Problem to solve - Restate each of the lines given below, word for word.

Material for the task -

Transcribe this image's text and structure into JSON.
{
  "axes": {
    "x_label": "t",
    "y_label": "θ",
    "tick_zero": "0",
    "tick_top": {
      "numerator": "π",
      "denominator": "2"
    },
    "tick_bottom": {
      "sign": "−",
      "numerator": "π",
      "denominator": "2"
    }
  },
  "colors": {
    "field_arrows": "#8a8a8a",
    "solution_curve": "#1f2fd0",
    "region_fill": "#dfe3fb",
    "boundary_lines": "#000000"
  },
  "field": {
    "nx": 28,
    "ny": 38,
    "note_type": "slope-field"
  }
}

Task output -
Transcribe this image's text and structure into JSON.
{
  "axes": {
    "x_label": "t",
    "y_label": "θ",
    "tick_zero": "0",
    "tick_top": {
      "numerator": "π",
      "denominator": "2"
    },
    "tick_bottom": {
      "sign": "−",
      "numerator": "π",
      "denominator": "2"
    }
  },
  "colors": {
    "field_arrows": "#8a8a8a",
    "solution_curve": "#1f2fd0",
    "region_fill": "#dfe3fb",
    "boundary_lines": "#000000"
  },
  "field": {
    "nx": 28,
    "ny": 38,
    "note_type": "slope-field"
  }
}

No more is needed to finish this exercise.